**TASK INPUTS:**
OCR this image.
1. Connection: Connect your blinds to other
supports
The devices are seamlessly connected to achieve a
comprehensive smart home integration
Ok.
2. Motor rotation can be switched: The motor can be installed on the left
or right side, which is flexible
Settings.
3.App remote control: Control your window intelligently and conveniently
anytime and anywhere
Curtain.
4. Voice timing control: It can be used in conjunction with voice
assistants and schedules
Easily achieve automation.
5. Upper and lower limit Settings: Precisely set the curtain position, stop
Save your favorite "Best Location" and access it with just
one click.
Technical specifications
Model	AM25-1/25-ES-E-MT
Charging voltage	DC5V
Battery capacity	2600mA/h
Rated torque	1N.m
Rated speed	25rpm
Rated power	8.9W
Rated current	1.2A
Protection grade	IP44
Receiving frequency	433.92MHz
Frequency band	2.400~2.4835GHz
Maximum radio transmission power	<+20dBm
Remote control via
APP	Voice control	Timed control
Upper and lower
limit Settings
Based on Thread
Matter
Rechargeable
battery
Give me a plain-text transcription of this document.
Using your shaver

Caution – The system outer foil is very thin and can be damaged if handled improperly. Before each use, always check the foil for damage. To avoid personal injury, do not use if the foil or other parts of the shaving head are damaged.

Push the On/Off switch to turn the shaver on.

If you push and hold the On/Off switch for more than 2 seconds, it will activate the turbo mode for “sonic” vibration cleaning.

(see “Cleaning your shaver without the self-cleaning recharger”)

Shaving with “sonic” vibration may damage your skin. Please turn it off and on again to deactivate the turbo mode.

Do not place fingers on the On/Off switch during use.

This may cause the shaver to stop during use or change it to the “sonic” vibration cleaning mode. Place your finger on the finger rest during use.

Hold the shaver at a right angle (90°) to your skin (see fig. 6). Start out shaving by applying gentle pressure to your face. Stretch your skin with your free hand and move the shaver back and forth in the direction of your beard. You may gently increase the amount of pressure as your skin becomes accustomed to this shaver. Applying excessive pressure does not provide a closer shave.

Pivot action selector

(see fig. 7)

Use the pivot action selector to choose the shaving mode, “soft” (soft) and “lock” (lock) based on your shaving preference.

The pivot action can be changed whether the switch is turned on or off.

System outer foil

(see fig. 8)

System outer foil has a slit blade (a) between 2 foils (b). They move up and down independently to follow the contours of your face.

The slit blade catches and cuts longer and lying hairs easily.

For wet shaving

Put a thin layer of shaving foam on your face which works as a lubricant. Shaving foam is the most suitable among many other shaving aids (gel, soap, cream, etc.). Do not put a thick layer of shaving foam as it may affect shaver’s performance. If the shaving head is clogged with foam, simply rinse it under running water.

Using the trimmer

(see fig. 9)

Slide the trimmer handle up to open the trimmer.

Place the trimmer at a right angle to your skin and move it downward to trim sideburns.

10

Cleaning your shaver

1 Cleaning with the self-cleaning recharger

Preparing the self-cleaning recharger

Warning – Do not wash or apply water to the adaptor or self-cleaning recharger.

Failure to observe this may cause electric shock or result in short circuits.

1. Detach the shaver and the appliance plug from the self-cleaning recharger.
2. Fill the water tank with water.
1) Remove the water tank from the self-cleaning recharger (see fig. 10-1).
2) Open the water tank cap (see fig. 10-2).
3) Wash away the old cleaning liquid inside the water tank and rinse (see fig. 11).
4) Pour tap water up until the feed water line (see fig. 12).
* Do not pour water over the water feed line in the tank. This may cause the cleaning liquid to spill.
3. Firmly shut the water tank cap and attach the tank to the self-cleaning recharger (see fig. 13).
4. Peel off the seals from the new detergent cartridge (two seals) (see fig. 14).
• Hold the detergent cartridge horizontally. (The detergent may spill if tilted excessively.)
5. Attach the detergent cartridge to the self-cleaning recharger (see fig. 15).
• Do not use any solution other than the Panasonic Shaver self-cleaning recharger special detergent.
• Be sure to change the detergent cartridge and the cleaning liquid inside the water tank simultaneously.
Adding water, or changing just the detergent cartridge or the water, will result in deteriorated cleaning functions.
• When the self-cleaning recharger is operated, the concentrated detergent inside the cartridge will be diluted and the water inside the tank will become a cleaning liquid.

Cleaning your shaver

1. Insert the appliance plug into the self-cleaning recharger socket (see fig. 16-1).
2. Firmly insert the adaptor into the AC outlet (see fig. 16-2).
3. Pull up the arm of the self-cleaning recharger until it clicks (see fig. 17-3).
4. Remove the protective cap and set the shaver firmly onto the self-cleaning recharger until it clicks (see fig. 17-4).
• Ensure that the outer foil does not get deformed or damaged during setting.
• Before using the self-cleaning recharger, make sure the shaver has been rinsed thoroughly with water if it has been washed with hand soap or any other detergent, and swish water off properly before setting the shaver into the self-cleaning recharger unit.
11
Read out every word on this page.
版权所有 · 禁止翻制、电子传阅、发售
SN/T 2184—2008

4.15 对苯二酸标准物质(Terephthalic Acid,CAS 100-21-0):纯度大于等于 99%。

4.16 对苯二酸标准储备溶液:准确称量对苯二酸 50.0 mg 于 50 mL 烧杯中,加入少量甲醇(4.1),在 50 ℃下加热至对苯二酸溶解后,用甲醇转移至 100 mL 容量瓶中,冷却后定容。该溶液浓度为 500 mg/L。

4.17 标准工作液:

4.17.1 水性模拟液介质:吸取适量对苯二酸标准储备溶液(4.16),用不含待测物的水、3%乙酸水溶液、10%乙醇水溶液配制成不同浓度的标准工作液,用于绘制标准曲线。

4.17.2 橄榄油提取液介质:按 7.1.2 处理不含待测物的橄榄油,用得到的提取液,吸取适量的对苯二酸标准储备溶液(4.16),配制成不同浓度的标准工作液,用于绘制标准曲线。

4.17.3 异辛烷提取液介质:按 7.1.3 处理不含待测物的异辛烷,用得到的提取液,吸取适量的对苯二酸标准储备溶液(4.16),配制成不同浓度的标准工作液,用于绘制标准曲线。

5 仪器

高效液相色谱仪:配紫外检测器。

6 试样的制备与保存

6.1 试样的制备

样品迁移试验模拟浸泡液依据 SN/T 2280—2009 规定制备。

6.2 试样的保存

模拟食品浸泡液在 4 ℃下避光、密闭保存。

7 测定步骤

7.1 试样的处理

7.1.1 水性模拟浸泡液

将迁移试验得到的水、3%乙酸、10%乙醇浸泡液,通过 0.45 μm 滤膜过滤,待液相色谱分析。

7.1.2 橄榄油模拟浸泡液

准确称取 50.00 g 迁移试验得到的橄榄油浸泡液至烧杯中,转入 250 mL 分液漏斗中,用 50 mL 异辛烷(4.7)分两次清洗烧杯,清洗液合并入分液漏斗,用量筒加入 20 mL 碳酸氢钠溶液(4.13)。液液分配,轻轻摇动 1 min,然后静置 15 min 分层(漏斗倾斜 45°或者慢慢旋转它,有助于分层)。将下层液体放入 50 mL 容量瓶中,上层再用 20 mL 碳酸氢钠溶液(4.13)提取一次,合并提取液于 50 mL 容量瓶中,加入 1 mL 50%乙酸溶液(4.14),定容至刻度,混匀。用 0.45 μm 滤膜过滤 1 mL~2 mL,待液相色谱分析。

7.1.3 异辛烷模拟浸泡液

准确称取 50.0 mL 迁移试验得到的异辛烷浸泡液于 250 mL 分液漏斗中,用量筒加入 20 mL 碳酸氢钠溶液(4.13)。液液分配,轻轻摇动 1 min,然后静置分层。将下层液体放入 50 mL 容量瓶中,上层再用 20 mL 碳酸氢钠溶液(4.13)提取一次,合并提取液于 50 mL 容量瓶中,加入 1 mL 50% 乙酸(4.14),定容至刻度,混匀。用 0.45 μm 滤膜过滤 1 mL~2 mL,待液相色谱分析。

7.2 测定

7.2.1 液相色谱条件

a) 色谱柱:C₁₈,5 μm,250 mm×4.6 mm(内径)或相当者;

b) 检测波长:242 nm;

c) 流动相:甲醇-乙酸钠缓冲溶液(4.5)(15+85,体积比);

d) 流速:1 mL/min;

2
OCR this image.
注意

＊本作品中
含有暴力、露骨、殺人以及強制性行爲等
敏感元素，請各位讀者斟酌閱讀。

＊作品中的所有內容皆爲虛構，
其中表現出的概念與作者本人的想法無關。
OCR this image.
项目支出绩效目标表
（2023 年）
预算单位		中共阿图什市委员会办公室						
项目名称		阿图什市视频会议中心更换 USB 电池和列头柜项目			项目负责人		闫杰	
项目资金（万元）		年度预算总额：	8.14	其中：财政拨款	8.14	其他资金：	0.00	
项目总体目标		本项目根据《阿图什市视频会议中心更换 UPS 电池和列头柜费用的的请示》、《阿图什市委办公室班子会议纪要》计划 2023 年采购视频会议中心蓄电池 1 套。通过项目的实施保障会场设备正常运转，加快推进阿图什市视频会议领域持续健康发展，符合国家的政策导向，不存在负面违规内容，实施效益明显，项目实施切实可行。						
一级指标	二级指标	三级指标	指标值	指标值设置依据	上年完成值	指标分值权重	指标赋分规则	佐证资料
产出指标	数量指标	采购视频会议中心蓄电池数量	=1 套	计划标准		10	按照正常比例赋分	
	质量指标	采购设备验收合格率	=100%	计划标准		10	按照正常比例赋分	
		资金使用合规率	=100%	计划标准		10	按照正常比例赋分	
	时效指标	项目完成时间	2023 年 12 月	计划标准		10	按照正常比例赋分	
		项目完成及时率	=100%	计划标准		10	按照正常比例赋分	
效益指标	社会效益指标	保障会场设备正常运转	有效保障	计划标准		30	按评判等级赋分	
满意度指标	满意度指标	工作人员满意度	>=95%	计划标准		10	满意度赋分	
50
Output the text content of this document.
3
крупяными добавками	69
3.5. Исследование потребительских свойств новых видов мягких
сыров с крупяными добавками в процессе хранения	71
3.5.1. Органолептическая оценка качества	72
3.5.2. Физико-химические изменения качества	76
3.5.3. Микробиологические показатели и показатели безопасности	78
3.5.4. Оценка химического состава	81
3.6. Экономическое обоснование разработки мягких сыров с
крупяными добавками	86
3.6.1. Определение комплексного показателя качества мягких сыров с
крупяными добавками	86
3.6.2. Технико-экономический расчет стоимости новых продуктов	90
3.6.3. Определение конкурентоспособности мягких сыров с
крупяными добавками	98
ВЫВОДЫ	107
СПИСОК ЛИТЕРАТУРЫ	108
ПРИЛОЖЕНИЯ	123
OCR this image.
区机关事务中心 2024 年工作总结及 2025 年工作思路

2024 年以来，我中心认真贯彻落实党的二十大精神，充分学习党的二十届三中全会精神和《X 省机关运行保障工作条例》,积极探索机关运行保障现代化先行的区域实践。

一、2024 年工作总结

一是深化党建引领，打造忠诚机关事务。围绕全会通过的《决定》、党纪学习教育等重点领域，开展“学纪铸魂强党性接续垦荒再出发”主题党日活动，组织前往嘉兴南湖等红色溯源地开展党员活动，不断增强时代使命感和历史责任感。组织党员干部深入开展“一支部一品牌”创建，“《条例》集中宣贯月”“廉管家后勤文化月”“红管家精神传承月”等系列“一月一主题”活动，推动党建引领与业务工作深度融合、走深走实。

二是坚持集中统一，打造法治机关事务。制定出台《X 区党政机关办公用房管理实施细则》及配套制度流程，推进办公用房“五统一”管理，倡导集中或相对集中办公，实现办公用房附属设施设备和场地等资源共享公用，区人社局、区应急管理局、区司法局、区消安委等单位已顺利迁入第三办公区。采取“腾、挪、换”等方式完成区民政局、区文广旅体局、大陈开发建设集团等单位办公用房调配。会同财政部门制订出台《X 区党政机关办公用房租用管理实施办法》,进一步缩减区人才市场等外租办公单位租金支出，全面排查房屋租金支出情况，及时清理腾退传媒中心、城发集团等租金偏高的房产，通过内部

**INSTRUCTIONS FOR THE TASK:**
Report all lines of the data above that include the string "blade".

**WRITTEN RESPONSE:**
System outer foil has a slit blade (a) between 2 foils (b). They move up and down independently to follow the contours of your face.
The slit blade catches and cuts longer and lying hairs easily.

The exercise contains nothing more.